The problem:
In the records below, count every line containing "values". Reply with the number only.

(Figure record listings)
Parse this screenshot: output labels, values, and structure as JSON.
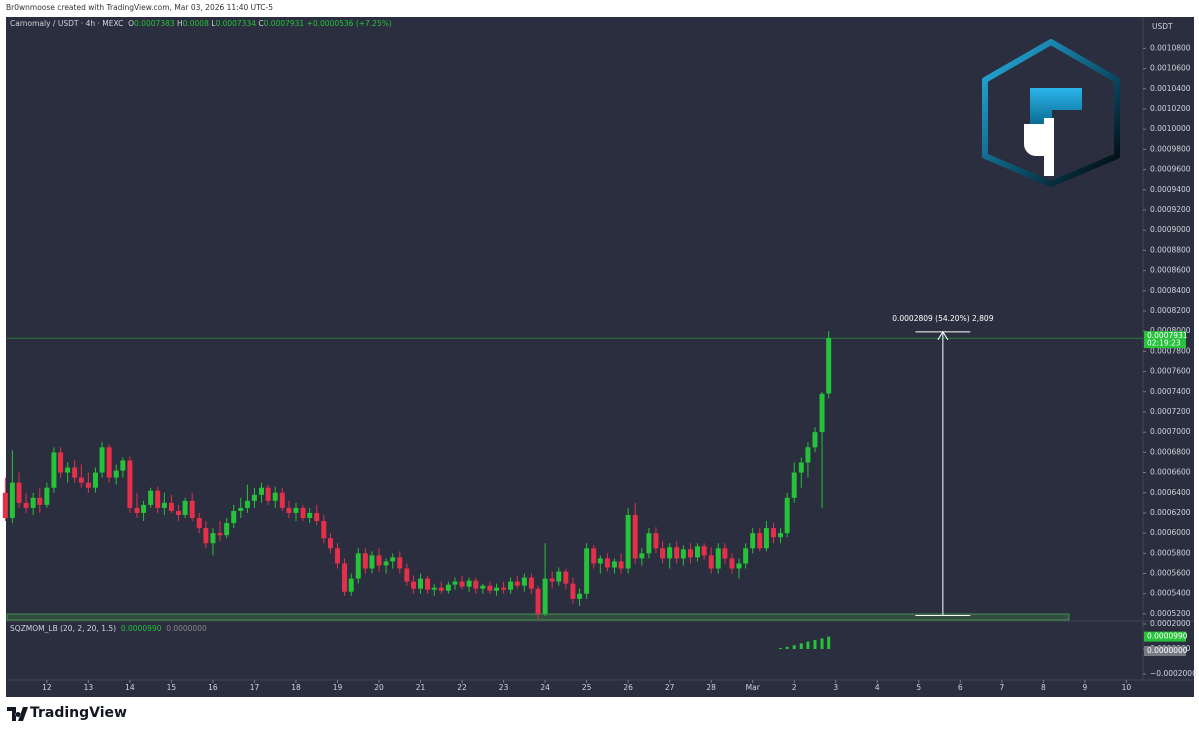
{
  "header": {
    "author_line": "Br0wnmoose created with TradingView.com, Mar 03, 2026 11:40 UTC-5",
    "brand": "TradingView"
  },
  "chart_data": [
    {
      "type": "candlestick",
      "title": "Carnomaly / USDT · 4h · MEXC",
      "currency": "USDT",
      "ohlc_labels": [
        "O",
        "H",
        "L",
        "C"
      ],
      "change": "+0.0000536 (+7.25%)",
      "countdown": "02:19:23",
      "up_color": "#26c23a",
      "down_color": "#e5304c",
      "xlim": [
        11.04,
        38.4
      ],
      "ylim": [
        0.000514,
        0.00112
      ],
      "x": [
        11,
        11.17,
        11.33,
        11.5,
        11.67,
        11.83,
        12,
        12.17,
        12.33,
        12.5,
        12.67,
        12.83,
        13,
        13.17,
        13.33,
        13.5,
        13.67,
        13.83,
        14,
        14.17,
        14.33,
        14.5,
        14.67,
        14.83,
        15,
        15.17,
        15.33,
        15.5,
        15.67,
        15.83,
        16,
        16.17,
        16.33,
        16.5,
        16.67,
        16.83,
        17,
        17.17,
        17.33,
        17.5,
        17.67,
        17.83,
        18,
        18.17,
        18.33,
        18.5,
        18.67,
        18.83,
        19,
        19.17,
        19.33,
        19.5,
        19.67,
        19.83,
        20,
        20.17,
        20.33,
        20.5,
        20.67,
        20.83,
        21,
        21.17,
        21.33,
        21.5,
        21.67,
        21.83,
        22,
        22.17,
        22.33,
        22.5,
        22.67,
        22.83,
        23,
        23.17,
        23.33,
        23.5,
        23.67,
        23.83,
        24,
        24.17,
        24.33,
        24.5,
        24.67,
        24.83,
        25,
        25.17,
        25.33,
        25.5,
        25.67,
        25.83,
        26,
        26.17,
        26.33,
        26.5,
        26.67,
        26.83,
        27,
        27.17,
        27.33,
        27.5,
        27.67,
        27.83,
        28,
        28.17,
        28.33,
        28.5,
        28.67,
        28.83,
        29,
        29.17,
        29.33,
        29.5,
        29.67,
        29.83,
        30,
        30.17,
        30.33,
        30.5,
        30.67,
        30.83
      ],
      "candles": [
        [
          0.00064,
          0.000655,
          0.000612,
          0.000615
        ],
        [
          0.000615,
          0.000682,
          0.00061,
          0.00065
        ],
        [
          0.00065,
          0.00066,
          0.000625,
          0.00063
        ],
        [
          0.00063,
          0.00064,
          0.00062,
          0.000625
        ],
        [
          0.000625,
          0.00064,
          0.000618,
          0.000635
        ],
        [
          0.000635,
          0.000645,
          0.00062,
          0.000628
        ],
        [
          0.000628,
          0.00065,
          0.000625,
          0.000645
        ],
        [
          0.000645,
          0.000685,
          0.00064,
          0.00068
        ],
        [
          0.00068,
          0.000685,
          0.000655,
          0.00066
        ],
        [
          0.00066,
          0.00067,
          0.00065,
          0.000665
        ],
        [
          0.000665,
          0.000672,
          0.00065,
          0.000655
        ],
        [
          0.000655,
          0.000668,
          0.000645,
          0.00065
        ],
        [
          0.00065,
          0.00066,
          0.00064,
          0.000645
        ],
        [
          0.000645,
          0.000665,
          0.00064,
          0.00066
        ],
        [
          0.00066,
          0.00069,
          0.000655,
          0.000685
        ],
        [
          0.000685,
          0.000688,
          0.00065,
          0.000655
        ],
        [
          0.000655,
          0.000668,
          0.000648,
          0.000662
        ],
        [
          0.000662,
          0.000675,
          0.000655,
          0.000672
        ],
        [
          0.000672,
          0.000676,
          0.00062,
          0.000625
        ],
        [
          0.000625,
          0.00064,
          0.000615,
          0.00062
        ],
        [
          0.00062,
          0.000632,
          0.000612,
          0.000628
        ],
        [
          0.000628,
          0.000645,
          0.000625,
          0.000642
        ],
        [
          0.000642,
          0.000646,
          0.00062,
          0.000625
        ],
        [
          0.000625,
          0.00064,
          0.000618,
          0.00063
        ],
        [
          0.00063,
          0.000638,
          0.00062,
          0.000622
        ],
        [
          0.000622,
          0.000628,
          0.000612,
          0.000618
        ],
        [
          0.000618,
          0.000635,
          0.000615,
          0.000632
        ],
        [
          0.000632,
          0.00064,
          0.000612,
          0.000615
        ],
        [
          0.000615,
          0.00062,
          0.0006,
          0.000605
        ],
        [
          0.000605,
          0.000612,
          0.000585,
          0.00059
        ],
        [
          0.00059,
          0.000605,
          0.000578,
          0.0006
        ],
        [
          0.0006,
          0.000612,
          0.000592,
          0.000598
        ],
        [
          0.000598,
          0.000615,
          0.000595,
          0.00061
        ],
        [
          0.00061,
          0.000628,
          0.000605,
          0.000622
        ],
        [
          0.000622,
          0.000635,
          0.000615,
          0.000625
        ],
        [
          0.000625,
          0.000648,
          0.00062,
          0.000632
        ],
        [
          0.000632,
          0.000645,
          0.000625,
          0.000638
        ],
        [
          0.000638,
          0.00065,
          0.00063,
          0.000645
        ],
        [
          0.000645,
          0.000648,
          0.000628,
          0.000632
        ],
        [
          0.000632,
          0.000646,
          0.000625,
          0.00064
        ],
        [
          0.00064,
          0.000645,
          0.000622,
          0.000625
        ],
        [
          0.000625,
          0.000632,
          0.000615,
          0.00062
        ],
        [
          0.00062,
          0.00063,
          0.000612,
          0.000625
        ],
        [
          0.000625,
          0.000628,
          0.000612,
          0.000615
        ],
        [
          0.000615,
          0.000625,
          0.00061,
          0.00062
        ],
        [
          0.00062,
          0.000628,
          0.000608,
          0.000612
        ],
        [
          0.000612,
          0.000618,
          0.00059,
          0.000595
        ],
        [
          0.000595,
          0.0006,
          0.00058,
          0.000585
        ],
        [
          0.000585,
          0.00059,
          0.000565,
          0.00057
        ],
        [
          0.00057,
          0.000575,
          0.000538,
          0.000542
        ],
        [
          0.000542,
          0.00056,
          0.000538,
          0.000555
        ],
        [
          0.000555,
          0.000585,
          0.00055,
          0.00058
        ],
        [
          0.00058,
          0.000585,
          0.00056,
          0.000565
        ],
        [
          0.000565,
          0.000582,
          0.00056,
          0.000578
        ],
        [
          0.000578,
          0.000585,
          0.000562,
          0.000568
        ],
        [
          0.000568,
          0.000575,
          0.00056,
          0.000572
        ],
        [
          0.000572,
          0.00058,
          0.000565,
          0.000576
        ],
        [
          0.000576,
          0.000582,
          0.00056,
          0.000565
        ],
        [
          0.000565,
          0.00057,
          0.000548,
          0.000552
        ],
        [
          0.000552,
          0.000558,
          0.00054,
          0.000545
        ],
        [
          0.000545,
          0.00056,
          0.00054,
          0.000555
        ],
        [
          0.000555,
          0.000558,
          0.00054,
          0.000544
        ],
        [
          0.000544,
          0.00055,
          0.000538,
          0.000546
        ],
        [
          0.000546,
          0.000552,
          0.00054,
          0.000543
        ],
        [
          0.000543,
          0.000552,
          0.00054,
          0.000549
        ],
        [
          0.000549,
          0.000556,
          0.000544,
          0.000552
        ],
        [
          0.000552,
          0.000558,
          0.000544,
          0.000547
        ],
        [
          0.000547,
          0.000556,
          0.000542,
          0.000553
        ],
        [
          0.000553,
          0.000556,
          0.00054,
          0.000545
        ],
        [
          0.000545,
          0.00055,
          0.00054,
          0.000548
        ],
        [
          0.000548,
          0.000552,
          0.00054,
          0.000543
        ],
        [
          0.000543,
          0.00055,
          0.000538,
          0.000546
        ],
        [
          0.000546,
          0.000552,
          0.00054,
          0.000544
        ],
        [
          0.000544,
          0.000556,
          0.00054,
          0.000552
        ],
        [
          0.000552,
          0.000558,
          0.000545,
          0.000548
        ],
        [
          0.000548,
          0.00056,
          0.000542,
          0.000556
        ],
        [
          0.000556,
          0.00056,
          0.00054,
          0.000545
        ],
        [
          0.000545,
          0.000548,
          0.000515,
          0.00052
        ],
        [
          0.00052,
          0.00059,
          0.000518,
          0.000555
        ],
        [
          0.000555,
          0.000562,
          0.000545,
          0.000552
        ],
        [
          0.000552,
          0.000566,
          0.000548,
          0.000562
        ],
        [
          0.000562,
          0.000565,
          0.000545,
          0.00055
        ],
        [
          0.00055,
          0.000556,
          0.00053,
          0.000535
        ],
        [
          0.000535,
          0.000545,
          0.000528,
          0.00054
        ],
        [
          0.00054,
          0.00059,
          0.000535,
          0.000585
        ],
        [
          0.000585,
          0.000588,
          0.000565,
          0.00057
        ],
        [
          0.00057,
          0.000578,
          0.00056,
          0.000575
        ],
        [
          0.000575,
          0.00058,
          0.000562,
          0.000566
        ],
        [
          0.000566,
          0.000575,
          0.00056,
          0.000572
        ],
        [
          0.000572,
          0.00058,
          0.00056,
          0.000565
        ],
        [
          0.000565,
          0.000625,
          0.00056,
          0.000618
        ],
        [
          0.000618,
          0.00063,
          0.00057,
          0.000575
        ],
        [
          0.000575,
          0.000585,
          0.000568,
          0.00058
        ],
        [
          0.00058,
          0.000605,
          0.000575,
          0.0006
        ],
        [
          0.0006,
          0.000606,
          0.00058,
          0.000585
        ],
        [
          0.000585,
          0.000592,
          0.00057,
          0.000575
        ],
        [
          0.000575,
          0.00059,
          0.000565,
          0.000586
        ],
        [
          0.000586,
          0.000592,
          0.00057,
          0.000575
        ],
        [
          0.000575,
          0.000588,
          0.000568,
          0.000584
        ],
        [
          0.000584,
          0.00059,
          0.00057,
          0.000576
        ],
        [
          0.000576,
          0.00059,
          0.000572,
          0.000587
        ],
        [
          0.000587,
          0.00059,
          0.000574,
          0.000578
        ],
        [
          0.000578,
          0.000586,
          0.00056,
          0.000565
        ],
        [
          0.000565,
          0.00059,
          0.00056,
          0.000585
        ],
        [
          0.000585,
          0.00059,
          0.00057,
          0.000575
        ],
        [
          0.000575,
          0.00058,
          0.00056,
          0.000565
        ],
        [
          0.000565,
          0.000575,
          0.000555,
          0.00057
        ],
        [
          0.00057,
          0.00059,
          0.000565,
          0.000585
        ],
        [
          0.000585,
          0.000605,
          0.00058,
          0.0006
        ],
        [
          0.0006,
          0.000605,
          0.000582,
          0.000585
        ],
        [
          0.000585,
          0.000612,
          0.000582,
          0.000605
        ],
        [
          0.000605,
          0.00061,
          0.00059,
          0.000596
        ],
        [
          0.000596,
          0.000605,
          0.00059,
          0.0006
        ],
        [
          0.0006,
          0.00064,
          0.000596,
          0.000635
        ],
        [
          0.000635,
          0.00067,
          0.00063,
          0.00066
        ],
        [
          0.00066,
          0.000675,
          0.000645,
          0.00067
        ],
        [
          0.00067,
          0.00069,
          0.000655,
          0.000685
        ],
        [
          0.000685,
          0.000705,
          0.00068,
          0.0007
        ],
        [
          0.0007,
          0.00074,
          0.000625,
          0.000738
        ],
        [
          0.0007383,
          0.0008,
          0.0007334,
          0.0007931
        ]
      ],
      "xticks": [
        12,
        13,
        14,
        15,
        16,
        17,
        18,
        19,
        20,
        21,
        22,
        23,
        24,
        25,
        26,
        27,
        28,
        {
          "value": 29,
          "label": "Mar"
        },
        {
          "value": 30,
          "label": "2"
        },
        {
          "value": 31,
          "label": "3"
        },
        {
          "value": 32,
          "label": "4"
        },
        {
          "value": 33,
          "label": "5"
        },
        {
          "value": 34,
          "label": "6"
        },
        {
          "value": 35,
          "label": "7"
        },
        {
          "value": 36,
          "label": "8"
        },
        {
          "value": 37,
          "label": "9"
        },
        {
          "value": 38,
          "label": "10"
        }
      ],
      "yticks": [
        {
          "value": 0.00052,
          "label": "0.0005200"
        },
        {
          "value": 0.00054,
          "label": "0.0005400"
        },
        {
          "value": 0.00056,
          "label": "0.0005600"
        },
        {
          "value": 0.00058,
          "label": "0.0005800"
        },
        {
          "value": 0.0006,
          "label": "0.0006000"
        },
        {
          "value": 0.00062,
          "label": "0.0006200"
        },
        {
          "value": 0.00064,
          "label": "0.0006400"
        },
        {
          "value": 0.00066,
          "label": "0.0006600"
        },
        {
          "value": 0.00068,
          "label": "0.0006800"
        },
        {
          "value": 0.0007,
          "label": "0.0007000"
        },
        {
          "value": 0.00072,
          "label": "0.0007200"
        },
        {
          "value": 0.00074,
          "label": "0.0007400"
        },
        {
          "value": 0.00076,
          "label": "0.0007600"
        },
        {
          "value": 0.00078,
          "label": "0.0007800"
        },
        {
          "value": 0.0008,
          "label": "0.0008000"
        },
        {
          "value": 0.00082,
          "label": "0.0008200"
        },
        {
          "value": 0.00084,
          "label": "0.0008400"
        },
        {
          "value": 0.00086,
          "label": "0.0008600"
        },
        {
          "value": 0.00088,
          "label": "0.0008800"
        },
        {
          "value": 0.0009,
          "label": "0.0009000"
        },
        {
          "value": 0.00092,
          "label": "0.0009200"
        },
        {
          "value": 0.00094,
          "label": "0.0009400"
        },
        {
          "value": 0.00096,
          "label": "0.0009600"
        },
        {
          "value": 0.00098,
          "label": "0.0009800"
        },
        {
          "value": 0.001,
          "label": "0.0010000"
        },
        {
          "value": 0.00102,
          "label": "0.0010200"
        },
        {
          "value": 0.00104,
          "label": "0.0010400"
        },
        {
          "value": 0.00106,
          "label": "0.0010600"
        },
        {
          "value": 0.00108,
          "label": "0.0010800"
        }
      ],
      "measure": {
        "label": "0.0002809 (54.20%) 2,809",
        "from": 0.0005184,
        "to": 0.0007993,
        "x": [
          32.92,
          34.24
        ]
      }
    },
    {
      "type": "bar",
      "title": "SQZMOM_LB (20, 2, 20, 1.5)",
      "color": "#26c23a",
      "x": [
        29.67,
        29.83,
        30,
        30.17,
        30.33,
        30.5,
        30.67,
        30.83
      ],
      "values": [
        8e-06,
        1.8e-05,
        3e-05,
        4.5e-05,
        6e-05,
        7.2e-05,
        8.5e-05,
        9.9e-05
      ],
      "ylim": [
        -0.000248,
        0.000216
      ],
      "yticks": [
        {
          "value": 0.0002,
          "label": "0.0002000"
        },
        {
          "value": 0,
          "label": "0.0000000"
        },
        {
          "value": -0.0002,
          "label": "−0.0002000"
        }
      ],
      "readouts": [
        {
          "value": 9.9e-05,
          "label": "0.0000990"
        },
        {
          "value": 0,
          "label": "0.0000000"
        }
      ]
    }
  ]
}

Solution to the exercise:
2